▶ **Written task**
In the records below, work out how many lines hold the word "noise". Report the number alone.

Figure collection entries:
++++++++++

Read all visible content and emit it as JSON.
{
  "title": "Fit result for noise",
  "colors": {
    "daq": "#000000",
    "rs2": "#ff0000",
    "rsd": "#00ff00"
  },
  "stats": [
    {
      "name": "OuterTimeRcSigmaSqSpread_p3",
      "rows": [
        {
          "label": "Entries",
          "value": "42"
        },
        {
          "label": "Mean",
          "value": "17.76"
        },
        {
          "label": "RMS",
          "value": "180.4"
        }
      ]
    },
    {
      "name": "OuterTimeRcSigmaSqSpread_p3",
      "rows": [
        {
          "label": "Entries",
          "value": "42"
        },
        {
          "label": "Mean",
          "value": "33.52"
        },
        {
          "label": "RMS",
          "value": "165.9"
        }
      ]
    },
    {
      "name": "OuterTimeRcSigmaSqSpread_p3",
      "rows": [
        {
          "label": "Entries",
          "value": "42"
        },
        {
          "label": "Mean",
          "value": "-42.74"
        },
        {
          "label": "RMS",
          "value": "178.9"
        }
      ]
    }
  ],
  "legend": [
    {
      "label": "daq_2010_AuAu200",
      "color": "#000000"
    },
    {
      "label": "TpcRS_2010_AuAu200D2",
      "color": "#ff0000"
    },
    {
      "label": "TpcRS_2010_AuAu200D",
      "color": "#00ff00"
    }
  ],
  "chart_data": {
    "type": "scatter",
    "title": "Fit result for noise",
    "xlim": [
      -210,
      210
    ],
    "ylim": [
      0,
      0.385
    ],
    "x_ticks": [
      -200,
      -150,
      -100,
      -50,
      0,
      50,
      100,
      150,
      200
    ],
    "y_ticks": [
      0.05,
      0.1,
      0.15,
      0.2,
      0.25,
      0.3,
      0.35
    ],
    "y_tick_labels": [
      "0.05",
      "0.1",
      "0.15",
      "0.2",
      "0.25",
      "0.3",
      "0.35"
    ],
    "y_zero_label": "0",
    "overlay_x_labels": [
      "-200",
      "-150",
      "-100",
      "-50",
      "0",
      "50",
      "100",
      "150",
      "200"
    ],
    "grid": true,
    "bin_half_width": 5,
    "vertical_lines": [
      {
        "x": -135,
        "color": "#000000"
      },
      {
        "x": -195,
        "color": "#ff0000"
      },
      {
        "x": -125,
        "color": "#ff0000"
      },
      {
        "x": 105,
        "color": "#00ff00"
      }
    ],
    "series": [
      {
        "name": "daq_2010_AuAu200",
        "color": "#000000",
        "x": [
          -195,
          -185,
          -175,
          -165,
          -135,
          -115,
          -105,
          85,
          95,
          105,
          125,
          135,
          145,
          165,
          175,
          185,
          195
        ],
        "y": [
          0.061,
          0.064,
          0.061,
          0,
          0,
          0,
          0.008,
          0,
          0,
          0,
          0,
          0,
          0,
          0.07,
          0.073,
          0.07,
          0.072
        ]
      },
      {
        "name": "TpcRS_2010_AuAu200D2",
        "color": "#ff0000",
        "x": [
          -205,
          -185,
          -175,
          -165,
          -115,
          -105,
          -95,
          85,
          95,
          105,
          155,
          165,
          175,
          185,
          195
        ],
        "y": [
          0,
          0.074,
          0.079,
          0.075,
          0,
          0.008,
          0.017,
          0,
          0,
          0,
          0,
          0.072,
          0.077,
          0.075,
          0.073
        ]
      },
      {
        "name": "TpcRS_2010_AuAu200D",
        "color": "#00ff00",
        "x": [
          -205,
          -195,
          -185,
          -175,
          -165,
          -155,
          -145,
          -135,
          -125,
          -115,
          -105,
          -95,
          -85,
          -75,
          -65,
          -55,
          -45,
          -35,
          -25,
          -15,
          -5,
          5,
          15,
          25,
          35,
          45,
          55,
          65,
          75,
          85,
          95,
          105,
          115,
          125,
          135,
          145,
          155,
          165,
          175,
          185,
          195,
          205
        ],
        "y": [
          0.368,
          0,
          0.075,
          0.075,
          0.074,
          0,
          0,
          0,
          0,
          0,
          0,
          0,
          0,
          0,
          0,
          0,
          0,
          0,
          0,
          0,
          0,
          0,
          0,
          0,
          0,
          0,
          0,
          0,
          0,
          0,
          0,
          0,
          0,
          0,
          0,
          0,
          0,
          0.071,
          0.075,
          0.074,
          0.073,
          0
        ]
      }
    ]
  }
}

++++++++++

▶ **Reply**
2